Collected data:
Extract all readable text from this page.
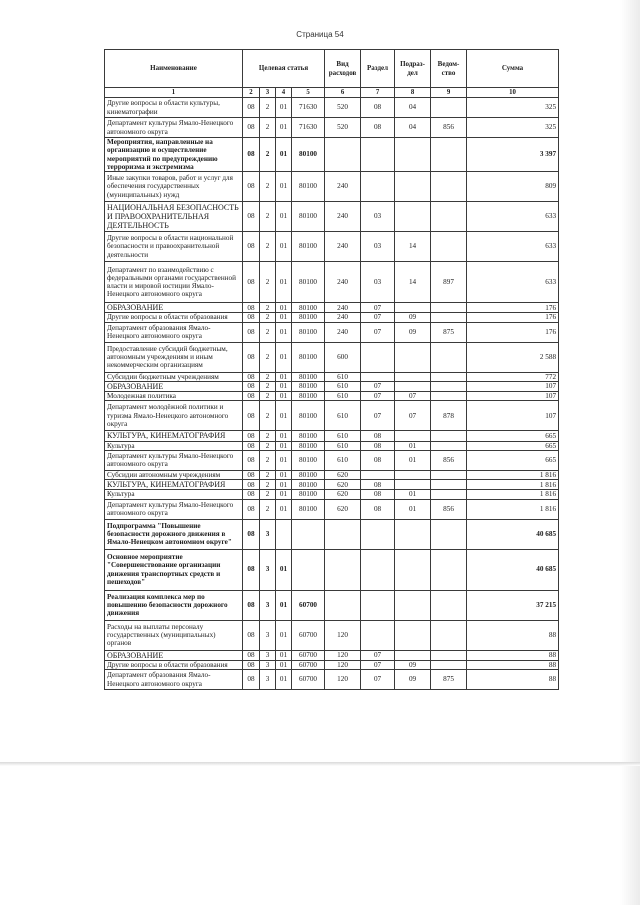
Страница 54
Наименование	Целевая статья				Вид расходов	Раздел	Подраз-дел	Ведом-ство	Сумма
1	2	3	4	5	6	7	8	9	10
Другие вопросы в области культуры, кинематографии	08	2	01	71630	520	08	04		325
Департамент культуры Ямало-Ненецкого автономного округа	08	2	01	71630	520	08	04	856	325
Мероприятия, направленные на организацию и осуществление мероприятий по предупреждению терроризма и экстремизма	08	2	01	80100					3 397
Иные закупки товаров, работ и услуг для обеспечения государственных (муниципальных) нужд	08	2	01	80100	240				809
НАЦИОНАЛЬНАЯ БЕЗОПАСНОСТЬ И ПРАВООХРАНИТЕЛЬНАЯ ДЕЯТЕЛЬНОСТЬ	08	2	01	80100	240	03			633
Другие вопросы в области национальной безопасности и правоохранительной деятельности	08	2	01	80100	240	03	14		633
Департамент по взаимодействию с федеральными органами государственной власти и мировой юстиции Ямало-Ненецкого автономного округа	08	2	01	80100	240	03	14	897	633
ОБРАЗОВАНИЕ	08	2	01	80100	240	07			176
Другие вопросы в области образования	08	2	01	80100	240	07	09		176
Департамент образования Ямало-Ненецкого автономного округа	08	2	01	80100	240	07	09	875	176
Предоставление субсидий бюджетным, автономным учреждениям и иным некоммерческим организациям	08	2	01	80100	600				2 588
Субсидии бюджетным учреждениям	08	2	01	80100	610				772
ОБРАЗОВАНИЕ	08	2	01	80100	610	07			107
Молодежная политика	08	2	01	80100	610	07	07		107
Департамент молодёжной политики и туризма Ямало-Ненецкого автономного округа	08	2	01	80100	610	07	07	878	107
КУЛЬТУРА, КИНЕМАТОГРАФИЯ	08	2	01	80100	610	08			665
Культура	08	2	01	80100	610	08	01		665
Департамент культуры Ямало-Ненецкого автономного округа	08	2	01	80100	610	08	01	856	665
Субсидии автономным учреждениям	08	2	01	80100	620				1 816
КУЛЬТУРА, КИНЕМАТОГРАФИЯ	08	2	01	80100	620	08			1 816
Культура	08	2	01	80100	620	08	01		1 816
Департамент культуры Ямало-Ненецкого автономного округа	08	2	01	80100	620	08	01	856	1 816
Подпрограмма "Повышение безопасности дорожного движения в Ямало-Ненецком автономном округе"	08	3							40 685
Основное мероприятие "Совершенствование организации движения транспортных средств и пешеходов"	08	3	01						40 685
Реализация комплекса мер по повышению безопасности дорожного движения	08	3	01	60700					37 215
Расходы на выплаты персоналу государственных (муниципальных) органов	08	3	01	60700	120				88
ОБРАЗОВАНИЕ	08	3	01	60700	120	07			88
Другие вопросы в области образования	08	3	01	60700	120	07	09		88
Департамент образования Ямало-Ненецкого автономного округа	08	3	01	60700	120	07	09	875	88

--

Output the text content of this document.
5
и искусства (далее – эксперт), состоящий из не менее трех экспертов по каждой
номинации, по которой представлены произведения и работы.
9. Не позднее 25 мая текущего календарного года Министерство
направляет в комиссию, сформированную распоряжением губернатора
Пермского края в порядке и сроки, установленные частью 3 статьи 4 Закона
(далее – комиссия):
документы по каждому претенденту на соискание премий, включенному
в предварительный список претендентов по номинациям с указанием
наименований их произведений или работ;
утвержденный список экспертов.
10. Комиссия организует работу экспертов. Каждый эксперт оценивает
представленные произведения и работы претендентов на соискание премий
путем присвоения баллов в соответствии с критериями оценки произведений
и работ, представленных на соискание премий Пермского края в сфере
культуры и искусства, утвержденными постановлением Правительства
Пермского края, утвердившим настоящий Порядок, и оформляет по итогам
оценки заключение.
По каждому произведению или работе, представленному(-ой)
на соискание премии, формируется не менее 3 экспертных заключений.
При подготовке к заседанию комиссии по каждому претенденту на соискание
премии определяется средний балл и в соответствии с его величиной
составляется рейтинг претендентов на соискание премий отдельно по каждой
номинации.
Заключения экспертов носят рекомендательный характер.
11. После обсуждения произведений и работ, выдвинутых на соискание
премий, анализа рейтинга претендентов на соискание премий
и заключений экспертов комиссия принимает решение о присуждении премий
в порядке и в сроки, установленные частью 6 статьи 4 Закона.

__DIRECTION__: Copy in full each line that holds the word "список".

__EXERCISE OUTPUT__:
в предварительный список претендентов по номинациям с указанием
утвержденный список экспертов.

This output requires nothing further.